-------- MATERIALS PROVIDED --------
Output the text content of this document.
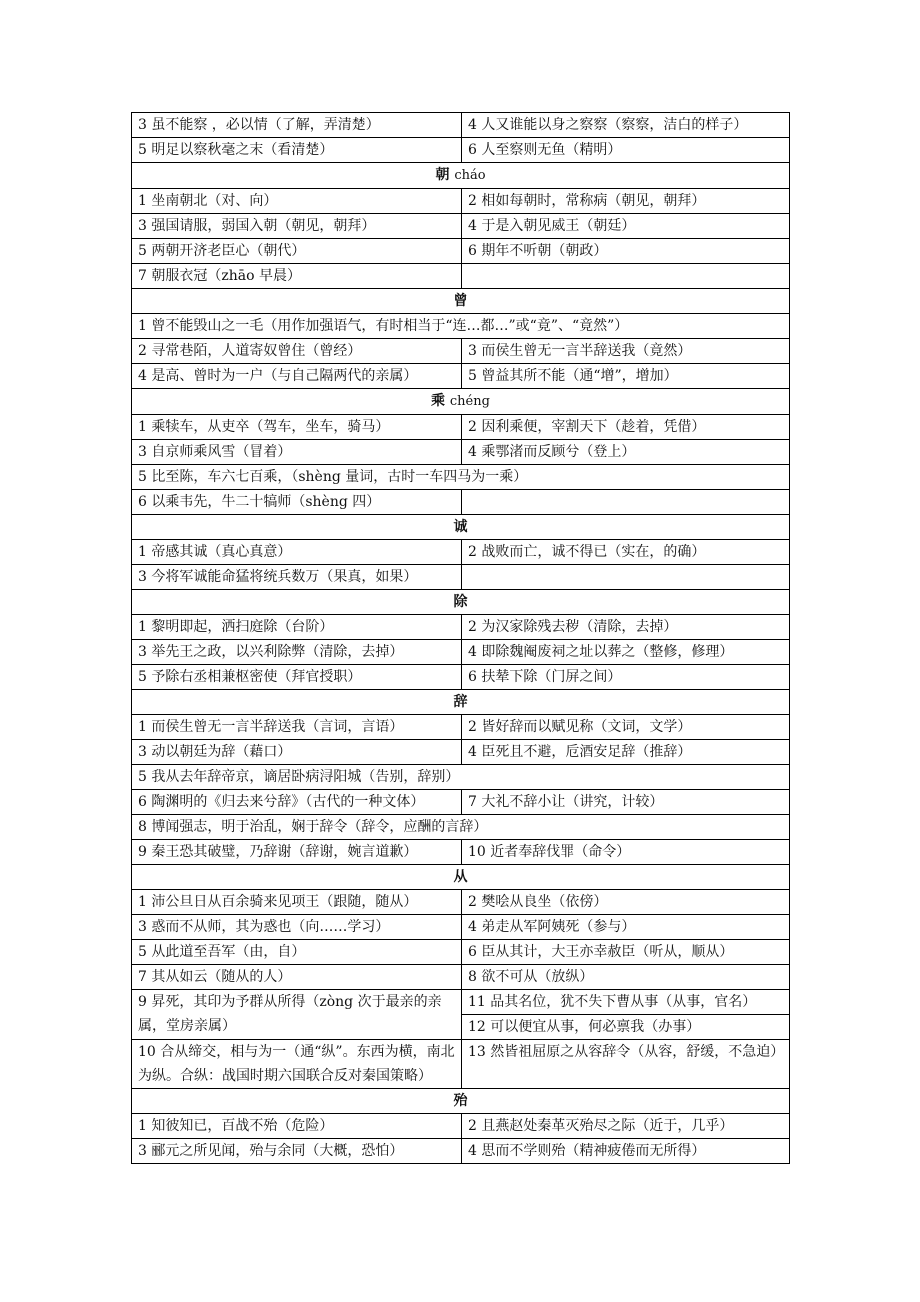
3 虽不能察 ，必以情（了解，弄清楚）	4 人又谁能以身之察察（察察，洁白的样子）
5 明足以察秋毫之末（看清楚）	6 人至察则无鱼（精明）
朝 cháo	
1 坐南朝北（对、向）	2 相如每朝时，常称病（朝见，朝拜）
3 强国请服，弱国入朝（朝见，朝拜）	4 于是入朝见威王（朝廷）
5 两朝开济老臣心（朝代）	6 期年不听朝（朝政）
7 朝服衣冠（zhāo 早晨）	
曾	
1 曾不能毁山之一毛（用作加强语气，有时相当于“连…都…”或“竟”、“竟然”）	
2 寻常巷陌，人道寄奴曾住（曾经）	3 而侯生曾无一言半辞送我（竟然）
4 是高、曾时为一户（与自己隔两代的亲属）	5 曾益其所不能（通“增”，增加）
乘 chéng	
1 乘犊车，从吏卒（驾车，坐车，骑马）	2 因利乘便，宰割天下（趁着，凭借）
3 自京师乘风雪（冒着）	4 乘鄂渚而反顾兮（登上）
5 比至陈，车六七百乘，（shèng 量词，古时一车四马为一乘）	
6 以乘韦先，牛二十犒师（shèng 四）	
诚	
1 帝感其诚（真心真意）	2 战败而亡，诚不得已（实在，的确）
3 今将军诚能命猛将统兵数万（果真，如果）	
除	
1 黎明即起，洒扫庭除（台阶）	2 为汉家除残去秽（清除，去掉）
3 举先王之政，以兴利除弊（清除，去掉）	4 即除魏阉废祠之址以葬之（整修，修理）
5 予除右丞相兼枢密使（拜官授职）	6 扶辇下除（门屏之间）
辞	
1 而侯生曾无一言半辞送我（言词，言语）	2 皆好辞而以赋见称（文词，文学）
3 动以朝廷为辞（藉口）	4 臣死且不避，卮酒安足辞（推辞）
5 我从去年辞帝京，谪居卧病浔阳城（告别，辞别）	
6 陶渊明的《归去来兮辞》（古代的一种文体）	7 大礼不辞小让（讲究，计较）
8 博闻强志，明于治乱，娴于辞令（辞令，应酬的言辞）	
9 秦王恐其破璧，乃辞谢（辞谢，婉言道歉）	10 近者奉辞伐罪（命令）
从	
1 沛公旦日从百余骑来见项王（跟随，随从）	2 樊哙从良坐（依傍）
3 惑而不从师，其为惑也（向……学习）	4 弟走从军阿姨死（参与）
5 从此道至吾军（由，自）	6 臣从其计，大王亦幸赦臣（听从，顺从）
7 其从如云（随从的人）	8 欲不可从（放纵）
9 昇死，其印为予群从所得（zòng 次于最亲的亲属，堂房亲属）	11 品其名位，犹不失下曹从事（从事，官名）
	12 可以便宜从事，何必禀我（办事）
10 合从缔交，相与为一（通“纵”。东西为横，南北为纵。合纵：战国时期六国联合反对秦国策略）	13 然皆祖屈原之从容辞令（从容，舒缓，不急迫）
殆	
1 知彼知已，百战不殆（危险）	2 且燕赵处秦革灭殆尽之际（近于，几乎）
3 郦元之所见闻，殆与余同（大概，恐怕）	4 思而不学则殆（精神疲倦而无所得）
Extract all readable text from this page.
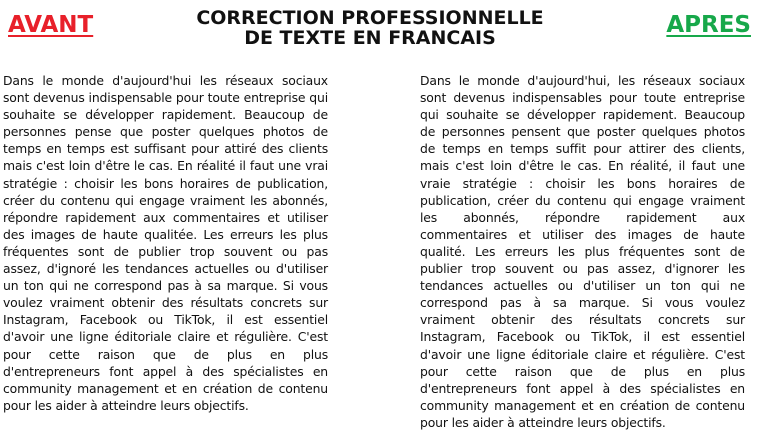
AVANT	CORRECTION PROFESSIONNELLE
DE TEXTE EN FRANCAIS	APRES
Dans le monde d'aujourd'hui les réseaux sociaux sont devenus indispensable pour toute entreprise qui souhaite se développer rapidement. Beaucoup de personnes pense que poster quelques photos de temps en temps est suffisant pour attiré des clients mais c'est loin d'être le cas. En réalité il faut une vrai stratégie : choisir les bons horaires de publication, créer du contenu qui engage vraiment les abonnés, répondre rapidement aux commentaires et utiliser des images de haute qualitée. Les erreurs les plus fréquentes sont de publier trop souvent ou pas assez, d'ignoré les tendances actuelles ou d'utiliser un ton qui ne correspond pas à sa marque. Si vous voulez vraiment obtenir des résultats concrets sur Instagram, Facebook ou TikTok, il est essentiel d'avoir une ligne éditoriale claire et régulière. C'est pour cette raison que de plus en plus d'entrepreneurs font appel à des spécialistes en community management et en création de contenu pour les aider à atteindre leurs objectifs.
Dans le monde d'aujourd'hui, les réseaux sociaux sont devenus indispensables pour toute entreprise qui souhaite se développer rapidement. Beaucoup de personnes pensent que poster quelques photos de temps en temps suffit pour attirer des clients, mais c'est loin d'être le cas. En réalité, il faut une vraie stratégie : choisir les bons horaires de publication, créer du contenu qui engage vraiment les abonnés, répondre rapidement aux commentaires et utiliser des images de haute qualité. Les erreurs les plus fréquentes sont de publier trop souvent ou pas assez, d'ignorer les tendances actuelles ou d'utiliser un ton qui ne correspond pas à sa marque. Si vous voulez vraiment obtenir des résultats concrets sur Instagram, Facebook ou TikTok, il est essentiel d'avoir une ligne éditoriale claire et régulière. C'est pour cette raison que de plus en plus d'entrepreneurs font appel à des spécialistes en community management et en création de contenu pour les aider à atteindre leurs objectifs.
--------
## GOAL OF THE EXERCISE:
Set down exactly, from the line that contains "Extract all readable text from this page." through the last line of the data, each line as it stands, and leave the pictures out.

## SOLUTION BELOW:
Extract all readable text from this page.
AVANT	CORRECTION PROFESSIONNELLE
DE TEXTE EN FRANCAIS	APRES
Dans le monde d'aujourd'hui les réseaux sociaux sont devenus indispensable pour toute entreprise qui souhaite se développer rapidement. Beaucoup de personnes pense que poster quelques photos de temps en temps est suffisant pour attiré des clients mais c'est loin d'être le cas. En réalité il faut une vrai stratégie : choisir les bons horaires de publication, créer du contenu qui engage vraiment les abonnés, répondre rapidement aux commentaires et utiliser des images de haute qualitée. Les erreurs les plus fréquentes sont de publier trop souvent ou pas assez, d'ignoré les tendances actuelles ou d'utiliser un ton qui ne correspond pas à sa marque. Si vous voulez vraiment obtenir des résultats concrets sur Instagram, Facebook ou TikTok, il est essentiel d'avoir une ligne éditoriale claire et régulière. C'est pour cette raison que de plus en plus d'entrepreneurs font appel à des spécialistes en community management et en création de contenu pour les aider à atteindre leurs objectifs.
Dans le monde d'aujourd'hui, les réseaux sociaux sont devenus indispensables pour toute entreprise qui souhaite se développer rapidement. Beaucoup de personnes pensent que poster quelques photos de temps en temps suffit pour attirer des clients, mais c'est loin d'être le cas. En réalité, il faut une vraie stratégie : choisir les bons horaires de publication, créer du contenu qui engage vraiment les abonnés, répondre rapidement aux commentaires et utiliser des images de haute qualité. Les erreurs les plus fréquentes sont de publier trop souvent ou pas assez, d'ignorer les tendances actuelles ou d'utiliser un ton qui ne correspond pas à sa marque. Si vous voulez vraiment obtenir des résultats concrets sur Instagram, Facebook ou TikTok, il est essentiel d'avoir une ligne éditoriale claire et régulière. C'est pour cette raison que de plus en plus d'entrepreneurs font appel à des spécialistes en community management et en création de contenu pour les aider à atteindre leurs objectifs.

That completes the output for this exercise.